- [Required action 1]:
In two sentences, summarize the post-call analysis documentation.
- [Required action 2]:
According to the post-call analysis documentation, what values can the `caller_sentiment` field take?
- [Required action 3]:
Carry on the post-call analysis documentation from the point where it stops.

- [Extract provided]:
> ## Documentation Index
> Fetch the complete documentation index at: https://docs.nixflex.com/llms.txt
> Use this file to discover all available pages before exploring further.

# Post-call analysis

> Automatic summary, sentiment, and custom data extraction

After every call, Nixflex runs an analysis pass over the transcript. You get a summary, the caller's sentiment, whether the call succeeded, and any custom fields you've defined — automatically. No setup required for the defaults.

## What you get out of the box

Every call record has these fields populated automatically:

| Field              | Type    | Description                                                    |
| ------------------ | ------- | -------------------------------------------------------------- |
| `call_summary`     | string  | 1–2 sentence summary of what happened                          |
| `caller_sentiment` | enum    | `happy`, `neutral`, or `frustrated`                            |
| `call_successful`  | boolean | Did the caller get what they needed?                           |
| `extracted_data`   | object  | Your custom fields (see below). Empty `{}` if none configured. |

These are the field names on the call record returned by [`GET /v1/calls/:id`](/api-reference/calls/get) and [`GET /v1/calls`](/api-reference/calls/list). In the [webhook payload](/advanced/webhooks) the same data is delivered under flat, renamed keys: `summary`, `sentiment`, `successful`, and `extracted`.

- [Data provided]:
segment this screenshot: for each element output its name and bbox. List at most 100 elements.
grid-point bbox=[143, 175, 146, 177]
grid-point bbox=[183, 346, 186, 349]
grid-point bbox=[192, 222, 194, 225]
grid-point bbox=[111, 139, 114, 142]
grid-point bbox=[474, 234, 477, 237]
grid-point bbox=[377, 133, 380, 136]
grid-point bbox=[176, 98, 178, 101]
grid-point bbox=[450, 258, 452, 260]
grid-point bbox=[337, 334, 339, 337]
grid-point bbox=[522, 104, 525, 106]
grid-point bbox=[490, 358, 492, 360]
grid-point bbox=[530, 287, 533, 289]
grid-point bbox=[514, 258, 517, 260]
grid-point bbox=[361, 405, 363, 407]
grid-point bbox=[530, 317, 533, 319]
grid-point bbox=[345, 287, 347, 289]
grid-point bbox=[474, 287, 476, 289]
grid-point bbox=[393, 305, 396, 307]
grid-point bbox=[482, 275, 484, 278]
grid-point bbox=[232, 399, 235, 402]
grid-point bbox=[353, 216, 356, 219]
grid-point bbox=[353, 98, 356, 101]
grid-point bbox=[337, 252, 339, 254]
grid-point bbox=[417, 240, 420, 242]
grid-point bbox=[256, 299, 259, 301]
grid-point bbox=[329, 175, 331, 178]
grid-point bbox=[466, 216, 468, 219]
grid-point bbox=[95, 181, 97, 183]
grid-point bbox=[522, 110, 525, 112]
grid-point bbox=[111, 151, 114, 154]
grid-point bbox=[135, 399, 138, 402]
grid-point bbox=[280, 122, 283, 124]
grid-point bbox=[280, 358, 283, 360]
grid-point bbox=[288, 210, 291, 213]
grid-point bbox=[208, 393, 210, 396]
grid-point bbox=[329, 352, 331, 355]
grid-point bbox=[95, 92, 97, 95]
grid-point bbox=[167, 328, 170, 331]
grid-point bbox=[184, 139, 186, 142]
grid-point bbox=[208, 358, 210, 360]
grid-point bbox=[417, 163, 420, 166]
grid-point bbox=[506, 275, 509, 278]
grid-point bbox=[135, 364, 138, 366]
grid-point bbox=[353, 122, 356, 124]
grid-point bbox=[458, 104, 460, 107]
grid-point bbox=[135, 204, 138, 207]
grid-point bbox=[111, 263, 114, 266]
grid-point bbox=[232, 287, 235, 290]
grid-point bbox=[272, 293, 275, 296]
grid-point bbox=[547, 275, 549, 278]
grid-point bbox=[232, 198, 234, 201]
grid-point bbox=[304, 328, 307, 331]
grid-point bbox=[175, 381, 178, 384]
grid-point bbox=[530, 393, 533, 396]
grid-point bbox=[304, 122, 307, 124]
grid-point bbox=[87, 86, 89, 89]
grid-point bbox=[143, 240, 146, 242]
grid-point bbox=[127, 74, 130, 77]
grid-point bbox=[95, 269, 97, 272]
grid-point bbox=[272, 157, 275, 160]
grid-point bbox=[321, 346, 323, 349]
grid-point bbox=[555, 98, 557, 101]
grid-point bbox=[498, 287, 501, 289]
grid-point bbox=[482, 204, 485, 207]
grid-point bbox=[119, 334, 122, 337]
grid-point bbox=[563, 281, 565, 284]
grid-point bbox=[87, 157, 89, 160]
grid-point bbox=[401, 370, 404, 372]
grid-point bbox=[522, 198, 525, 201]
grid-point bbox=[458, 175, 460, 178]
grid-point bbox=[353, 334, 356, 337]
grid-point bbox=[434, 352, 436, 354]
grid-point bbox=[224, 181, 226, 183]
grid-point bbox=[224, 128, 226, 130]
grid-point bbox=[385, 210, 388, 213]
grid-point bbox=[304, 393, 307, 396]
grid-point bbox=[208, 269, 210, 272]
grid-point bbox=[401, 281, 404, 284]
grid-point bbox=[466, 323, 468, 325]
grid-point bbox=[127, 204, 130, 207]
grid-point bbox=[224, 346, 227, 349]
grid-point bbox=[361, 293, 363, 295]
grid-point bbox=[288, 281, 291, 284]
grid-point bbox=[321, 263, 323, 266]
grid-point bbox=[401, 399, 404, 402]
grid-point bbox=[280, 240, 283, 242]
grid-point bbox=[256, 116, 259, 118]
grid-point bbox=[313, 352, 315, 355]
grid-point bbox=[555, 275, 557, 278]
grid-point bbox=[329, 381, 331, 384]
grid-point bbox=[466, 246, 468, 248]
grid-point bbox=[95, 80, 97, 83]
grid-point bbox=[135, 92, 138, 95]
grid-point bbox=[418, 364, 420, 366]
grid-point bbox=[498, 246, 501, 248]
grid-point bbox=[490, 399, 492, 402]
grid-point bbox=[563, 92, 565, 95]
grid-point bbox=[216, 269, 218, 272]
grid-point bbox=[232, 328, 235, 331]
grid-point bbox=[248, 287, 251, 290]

- [Answer box 1]:
After every call, Nixflex automatically analyzes the transcript to produce a summary, the caller's sentiment, whether the call succeeded, and any custom fields that have been defined, with no setup needed for the defaults. These results appear on the call record as `call_summary`, `caller_sentiment`, `call_successful`, and `extracted_data`, and the webhook payload delivers the same data under the keys `summary`, `sentiment`, `successful`, and `extracted`.

- [Answer box 2]:
It can be `happy`, `neutral`, or `frustrated`.

- [Answer box 3]:
## Custom data extraction

Beyond the defaults, you define exactly which fields to pull from each call. Set `data_extraction_fields` on the agent — an **array** of field definitions:

```json theme={null}
{
  "data_extraction_fields": [
    {
      "type": "text",
      "name": "caller_name",
      "description": "The caller's first name",
      "optional": true
    },
    {
      "type": "boolean",
      "name": "wants_callback",
      "description": "Whether the caller asked for a callback"
    },
    {
      "type": "selector",
      "name": "service_requested",
      "description": "Which service the caller asked about",
      "choices": ["check-up", "cleaning", "whitening"]
    },
    {
      "type": "number",
      "name": "party_size",
      "description": "Number of people for a booking"
    }
  ]
}
```

For each call, the agent reads the transcript and fills in what it can. Missing fields come back as `null` — the agent won't invent data.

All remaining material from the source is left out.